Direction:
Please write out the lines of the listing below, from the line with "row-separator bbox=[0, 334, 840, 341]" up to and including the line with "row-separator bbox=[0, 227, 840, 234]", without changing anything in them.

Rows:
^^^^
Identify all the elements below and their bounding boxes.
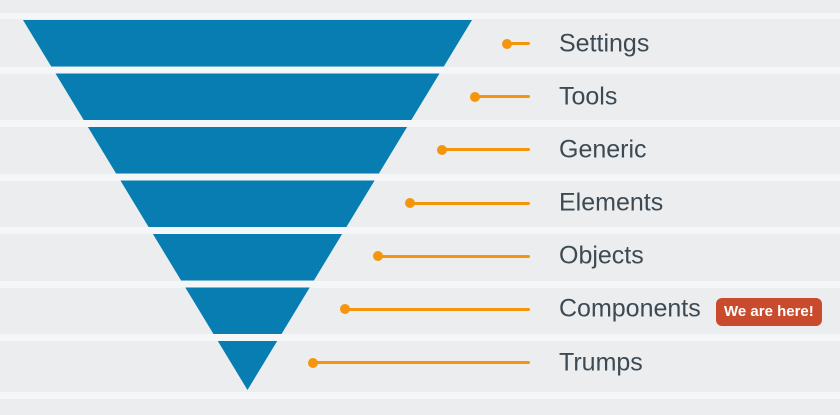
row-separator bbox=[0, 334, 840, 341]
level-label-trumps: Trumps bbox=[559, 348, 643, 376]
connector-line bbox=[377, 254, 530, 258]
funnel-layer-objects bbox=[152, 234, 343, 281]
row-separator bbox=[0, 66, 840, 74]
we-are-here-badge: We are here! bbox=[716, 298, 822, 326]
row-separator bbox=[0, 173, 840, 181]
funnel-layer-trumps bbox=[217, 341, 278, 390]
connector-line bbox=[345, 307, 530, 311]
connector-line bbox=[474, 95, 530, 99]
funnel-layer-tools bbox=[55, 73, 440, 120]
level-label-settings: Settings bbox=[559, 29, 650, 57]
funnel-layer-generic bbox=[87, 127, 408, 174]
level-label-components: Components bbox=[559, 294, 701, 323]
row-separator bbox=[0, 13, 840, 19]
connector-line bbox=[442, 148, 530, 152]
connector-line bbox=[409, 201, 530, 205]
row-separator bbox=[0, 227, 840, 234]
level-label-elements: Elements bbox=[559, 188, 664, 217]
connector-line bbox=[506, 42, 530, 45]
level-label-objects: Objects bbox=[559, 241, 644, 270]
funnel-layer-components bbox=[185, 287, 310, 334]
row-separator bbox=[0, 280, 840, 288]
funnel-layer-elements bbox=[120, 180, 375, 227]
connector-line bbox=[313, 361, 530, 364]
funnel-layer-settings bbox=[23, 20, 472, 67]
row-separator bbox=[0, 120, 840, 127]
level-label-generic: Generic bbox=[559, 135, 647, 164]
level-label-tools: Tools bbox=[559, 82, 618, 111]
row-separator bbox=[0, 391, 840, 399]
^^^^
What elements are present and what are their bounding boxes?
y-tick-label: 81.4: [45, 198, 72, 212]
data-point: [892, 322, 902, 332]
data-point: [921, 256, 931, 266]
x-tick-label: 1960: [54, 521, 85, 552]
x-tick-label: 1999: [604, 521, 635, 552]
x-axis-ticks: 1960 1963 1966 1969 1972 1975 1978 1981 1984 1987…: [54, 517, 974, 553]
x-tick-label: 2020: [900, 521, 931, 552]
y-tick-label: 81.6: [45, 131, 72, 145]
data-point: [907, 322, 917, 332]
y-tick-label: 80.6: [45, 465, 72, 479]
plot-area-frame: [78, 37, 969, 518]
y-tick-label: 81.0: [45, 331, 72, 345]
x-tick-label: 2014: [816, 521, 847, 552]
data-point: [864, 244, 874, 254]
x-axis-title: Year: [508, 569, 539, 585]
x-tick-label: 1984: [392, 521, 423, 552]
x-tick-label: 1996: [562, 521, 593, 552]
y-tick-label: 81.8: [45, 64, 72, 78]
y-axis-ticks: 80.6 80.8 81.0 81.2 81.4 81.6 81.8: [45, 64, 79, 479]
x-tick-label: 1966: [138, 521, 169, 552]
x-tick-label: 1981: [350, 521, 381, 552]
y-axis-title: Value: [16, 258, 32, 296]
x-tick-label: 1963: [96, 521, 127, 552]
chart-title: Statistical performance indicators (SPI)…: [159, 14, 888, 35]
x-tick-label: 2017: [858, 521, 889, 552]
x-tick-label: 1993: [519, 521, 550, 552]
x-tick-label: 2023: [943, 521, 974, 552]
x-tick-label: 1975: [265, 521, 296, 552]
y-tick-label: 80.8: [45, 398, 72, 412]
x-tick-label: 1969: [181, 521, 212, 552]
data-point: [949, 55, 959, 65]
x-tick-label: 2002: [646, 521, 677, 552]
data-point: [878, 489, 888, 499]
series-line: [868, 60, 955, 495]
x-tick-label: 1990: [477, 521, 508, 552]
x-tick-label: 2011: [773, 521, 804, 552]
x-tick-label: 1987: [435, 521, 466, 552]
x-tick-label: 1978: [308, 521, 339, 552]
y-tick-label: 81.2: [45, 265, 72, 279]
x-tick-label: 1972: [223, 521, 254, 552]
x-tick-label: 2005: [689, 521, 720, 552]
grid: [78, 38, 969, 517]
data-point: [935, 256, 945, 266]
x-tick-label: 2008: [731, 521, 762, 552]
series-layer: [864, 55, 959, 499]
^^^^
Right answer:
row-separator bbox=[0, 334, 840, 341]
level-label-trumps: Trumps bbox=[559, 348, 643, 376]
connector-line bbox=[377, 254, 530, 258]
funnel-layer-objects bbox=[152, 234, 343, 281]
row-separator bbox=[0, 66, 840, 74]
we-are-here-badge: We are here! bbox=[716, 298, 822, 326]
row-separator bbox=[0, 173, 840, 181]
funnel-layer-trumps bbox=[217, 341, 278, 390]
connector-line bbox=[345, 307, 530, 311]
connector-line bbox=[474, 95, 530, 99]
funnel-layer-tools bbox=[55, 73, 440, 120]
level-label-settings: Settings bbox=[559, 29, 650, 57]
funnel-layer-generic bbox=[87, 127, 408, 174]
level-label-components: Components bbox=[559, 294, 701, 323]
row-separator bbox=[0, 13, 840, 19]
connector-line bbox=[442, 148, 530, 152]
connector-line bbox=[409, 201, 530, 205]
row-separator bbox=[0, 227, 840, 234]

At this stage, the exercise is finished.